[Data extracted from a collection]

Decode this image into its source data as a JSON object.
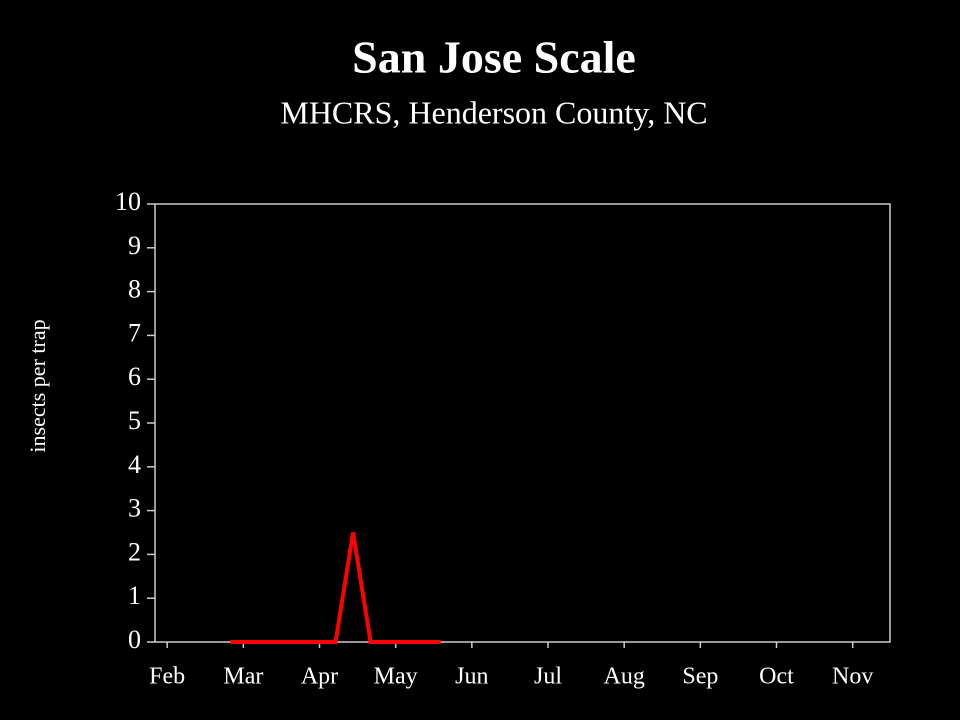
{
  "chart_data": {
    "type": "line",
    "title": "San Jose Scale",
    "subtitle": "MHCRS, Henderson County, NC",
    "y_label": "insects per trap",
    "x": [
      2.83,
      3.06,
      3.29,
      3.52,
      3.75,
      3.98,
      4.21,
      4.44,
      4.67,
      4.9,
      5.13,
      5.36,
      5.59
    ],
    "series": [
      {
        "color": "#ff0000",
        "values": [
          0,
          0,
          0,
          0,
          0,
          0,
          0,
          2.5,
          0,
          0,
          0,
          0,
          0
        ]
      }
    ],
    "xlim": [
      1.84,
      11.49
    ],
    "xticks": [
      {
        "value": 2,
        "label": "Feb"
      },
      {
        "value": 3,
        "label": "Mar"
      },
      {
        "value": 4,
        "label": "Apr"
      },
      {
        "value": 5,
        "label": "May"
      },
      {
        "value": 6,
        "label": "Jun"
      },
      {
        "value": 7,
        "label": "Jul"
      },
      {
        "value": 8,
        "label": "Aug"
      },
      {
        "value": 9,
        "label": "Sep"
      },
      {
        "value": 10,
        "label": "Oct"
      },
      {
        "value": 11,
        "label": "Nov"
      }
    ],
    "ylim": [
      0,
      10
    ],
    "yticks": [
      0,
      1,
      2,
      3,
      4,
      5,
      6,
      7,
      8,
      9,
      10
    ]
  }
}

==

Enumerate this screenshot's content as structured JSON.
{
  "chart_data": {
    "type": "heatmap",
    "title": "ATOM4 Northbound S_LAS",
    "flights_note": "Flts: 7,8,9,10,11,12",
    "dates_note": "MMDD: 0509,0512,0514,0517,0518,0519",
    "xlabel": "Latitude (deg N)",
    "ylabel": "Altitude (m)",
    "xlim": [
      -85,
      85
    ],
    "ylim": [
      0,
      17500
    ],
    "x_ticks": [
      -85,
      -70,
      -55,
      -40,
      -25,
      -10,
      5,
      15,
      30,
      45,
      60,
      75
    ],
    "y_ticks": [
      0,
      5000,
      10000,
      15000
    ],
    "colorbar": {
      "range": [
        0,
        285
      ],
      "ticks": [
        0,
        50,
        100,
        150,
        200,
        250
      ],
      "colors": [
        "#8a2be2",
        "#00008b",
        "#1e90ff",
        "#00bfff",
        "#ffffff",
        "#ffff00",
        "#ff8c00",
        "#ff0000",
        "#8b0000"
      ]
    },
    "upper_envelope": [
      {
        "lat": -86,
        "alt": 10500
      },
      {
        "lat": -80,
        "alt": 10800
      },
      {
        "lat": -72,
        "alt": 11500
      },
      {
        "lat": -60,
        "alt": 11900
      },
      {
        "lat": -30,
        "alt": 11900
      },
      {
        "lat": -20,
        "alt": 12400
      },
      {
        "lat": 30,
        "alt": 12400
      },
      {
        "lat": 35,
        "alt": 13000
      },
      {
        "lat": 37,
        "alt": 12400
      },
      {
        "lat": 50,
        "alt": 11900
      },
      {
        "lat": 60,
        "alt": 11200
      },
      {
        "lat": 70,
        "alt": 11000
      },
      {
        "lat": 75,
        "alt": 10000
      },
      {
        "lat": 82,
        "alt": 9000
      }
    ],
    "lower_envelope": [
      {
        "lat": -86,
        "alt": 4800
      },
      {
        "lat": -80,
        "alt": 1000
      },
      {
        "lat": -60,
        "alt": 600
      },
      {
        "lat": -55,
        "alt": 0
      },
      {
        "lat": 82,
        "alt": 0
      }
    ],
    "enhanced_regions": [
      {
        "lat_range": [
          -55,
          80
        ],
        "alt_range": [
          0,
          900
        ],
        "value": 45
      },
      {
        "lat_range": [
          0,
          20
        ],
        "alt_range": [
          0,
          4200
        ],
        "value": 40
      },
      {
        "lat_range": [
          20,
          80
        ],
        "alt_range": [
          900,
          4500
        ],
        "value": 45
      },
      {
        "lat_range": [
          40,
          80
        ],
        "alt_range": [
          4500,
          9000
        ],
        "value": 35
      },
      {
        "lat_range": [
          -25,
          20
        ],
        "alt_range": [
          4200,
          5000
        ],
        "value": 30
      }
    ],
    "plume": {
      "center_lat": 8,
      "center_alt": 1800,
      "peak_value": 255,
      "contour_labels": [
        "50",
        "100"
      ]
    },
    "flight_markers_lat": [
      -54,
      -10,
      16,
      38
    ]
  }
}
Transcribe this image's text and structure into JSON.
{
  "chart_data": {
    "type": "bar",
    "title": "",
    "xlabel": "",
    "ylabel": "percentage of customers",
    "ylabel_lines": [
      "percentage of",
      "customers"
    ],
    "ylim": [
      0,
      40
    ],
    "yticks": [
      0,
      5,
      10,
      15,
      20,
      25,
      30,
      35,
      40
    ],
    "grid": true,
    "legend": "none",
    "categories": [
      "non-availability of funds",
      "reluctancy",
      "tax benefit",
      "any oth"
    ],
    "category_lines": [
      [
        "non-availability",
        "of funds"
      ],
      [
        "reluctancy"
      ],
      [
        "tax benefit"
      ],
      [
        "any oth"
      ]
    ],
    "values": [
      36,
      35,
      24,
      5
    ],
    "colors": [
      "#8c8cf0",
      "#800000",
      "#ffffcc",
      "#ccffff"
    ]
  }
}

What is needed ▸
A number is the only answer here: how many lines of the material above contain "percentage"?

Reply ▸
2